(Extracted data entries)
** Begin **

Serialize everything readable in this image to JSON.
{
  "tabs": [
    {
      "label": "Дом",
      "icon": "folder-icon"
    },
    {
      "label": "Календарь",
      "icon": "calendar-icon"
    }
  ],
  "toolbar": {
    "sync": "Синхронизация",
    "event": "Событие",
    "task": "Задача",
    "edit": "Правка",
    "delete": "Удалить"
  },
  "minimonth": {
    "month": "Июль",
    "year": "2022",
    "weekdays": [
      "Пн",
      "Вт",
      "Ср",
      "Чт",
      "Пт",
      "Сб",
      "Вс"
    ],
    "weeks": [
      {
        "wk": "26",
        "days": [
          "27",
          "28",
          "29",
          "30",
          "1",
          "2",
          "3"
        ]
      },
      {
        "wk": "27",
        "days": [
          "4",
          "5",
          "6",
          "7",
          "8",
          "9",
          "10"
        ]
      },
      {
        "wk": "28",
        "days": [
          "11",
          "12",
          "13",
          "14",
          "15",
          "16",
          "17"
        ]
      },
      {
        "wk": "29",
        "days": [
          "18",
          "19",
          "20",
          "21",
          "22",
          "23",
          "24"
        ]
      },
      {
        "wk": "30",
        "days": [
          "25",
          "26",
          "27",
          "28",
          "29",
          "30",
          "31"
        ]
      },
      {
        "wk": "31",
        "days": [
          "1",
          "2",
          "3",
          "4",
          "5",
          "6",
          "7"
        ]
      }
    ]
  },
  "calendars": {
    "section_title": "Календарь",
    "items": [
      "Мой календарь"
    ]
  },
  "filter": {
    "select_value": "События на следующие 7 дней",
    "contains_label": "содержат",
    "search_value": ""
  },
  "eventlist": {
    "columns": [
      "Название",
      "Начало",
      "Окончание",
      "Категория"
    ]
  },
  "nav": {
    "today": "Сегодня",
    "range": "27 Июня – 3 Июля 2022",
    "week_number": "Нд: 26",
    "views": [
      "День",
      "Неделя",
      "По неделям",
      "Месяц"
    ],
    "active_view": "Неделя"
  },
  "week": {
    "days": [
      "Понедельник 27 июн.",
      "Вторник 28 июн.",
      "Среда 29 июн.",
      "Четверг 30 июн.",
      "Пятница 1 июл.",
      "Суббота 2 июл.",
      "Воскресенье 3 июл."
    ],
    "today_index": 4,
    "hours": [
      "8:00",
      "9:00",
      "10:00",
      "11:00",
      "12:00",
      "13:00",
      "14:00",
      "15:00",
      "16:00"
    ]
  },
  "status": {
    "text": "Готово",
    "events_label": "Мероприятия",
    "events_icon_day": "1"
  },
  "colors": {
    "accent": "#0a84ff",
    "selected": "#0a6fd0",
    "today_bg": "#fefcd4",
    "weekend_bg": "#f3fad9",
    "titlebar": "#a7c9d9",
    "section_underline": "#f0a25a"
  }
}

** End **

WHAT NEEDS TO BE DONE – Write every entry out again exactly.

SOLUTION FOR THIS PROBLEM –
Serialize everything readable in this image to JSON.
{
  "tabs": [
    {
      "label": "Дом",
      "icon": "folder-icon"
    },
    {
      "label": "Календарь",
      "icon": "calendar-icon"
    }
  ],
  "toolbar": {
    "sync": "Синхронизация",
    "event": "Событие",
    "task": "Задача",
    "edit": "Правка",
    "delete": "Удалить"
  },
  "minimonth": {
    "month": "Июль",
    "year": "2022",
    "weekdays": [
      "Пн",
      "Вт",
      "Ср",
      "Чт",
      "Пт",
      "Сб",
      "Вс"
    ],
    "weeks": [
      {
        "wk": "26",
        "days": [
          "27",
          "28",
          "29",
          "30",
          "1",
          "2",
          "3"
        ]
      },
      {
        "wk": "27",
        "days": [
          "4",
          "5",
          "6",
          "7",
          "8",
          "9",
          "10"
        ]
      },
      {
        "wk": "28",
        "days": [
          "11",
          "12",
          "13",
          "14",
          "15",
          "16",
          "17"
        ]
      },
      {
        "wk": "29",
        "days": [
          "18",
          "19",
          "20",
          "21",
          "22",
          "23",
          "24"
        ]
      },
      {
        "wk": "30",
        "days": [
          "25",
          "26",
          "27",
          "28",
          "29",
          "30",
          "31"
        ]
      },
      {
        "wk": "31",
        "days": [
          "1",
          "2",
          "3",
          "4",
          "5",
          "6",
          "7"
        ]
      }
    ]
  },
  "calendars": {
    "section_title": "Календарь",
    "items": [
      "Мой календарь"
    ]
  },
  "filter": {
    "select_value": "События на следующие 7 дней",
    "contains_label": "содержат",
    "search_value": ""
  },
  "eventlist": {
    "columns": [
      "Название",
      "Начало",
      "Окончание",
      "Категория"
    ]
  },
  "nav": {
    "today": "Сегодня",
    "range": "27 Июня – 3 Июля 2022",
    "week_number": "Нд: 26",
    "views": [
      "День",
      "Неделя",
      "По неделям",
      "Месяц"
    ],
    "active_view": "Неделя"
  },
  "week": {
    "days": [
      "Понедельник 27 июн.",
      "Вторник 28 июн.",
      "Среда 29 июн.",
      "Четверг 30 июн.",
      "Пятница 1 июл.",
      "Суббота 2 июл.",
      "Воскресенье 3 июл."
    ],
    "today_index": 4,
    "hours": [
      "8:00",
      "9:00",
      "10:00",
      "11:00",
      "12:00",
      "13:00",
      "14:00",
      "15:00",
      "16:00"
    ]
  },
  "status": {
    "text": "Готово",
    "events_label": "Мероприятия",
    "events_icon_day": "1"
  },
  "colors": {
    "accent": "#0a84ff",
    "selected": "#0a6fd0",
    "today_bg": "#fefcd4",
    "weekend_bg": "#f3fad9",
    "titlebar": "#a7c9d9",
    "section_underline": "#f0a25a"
  }
}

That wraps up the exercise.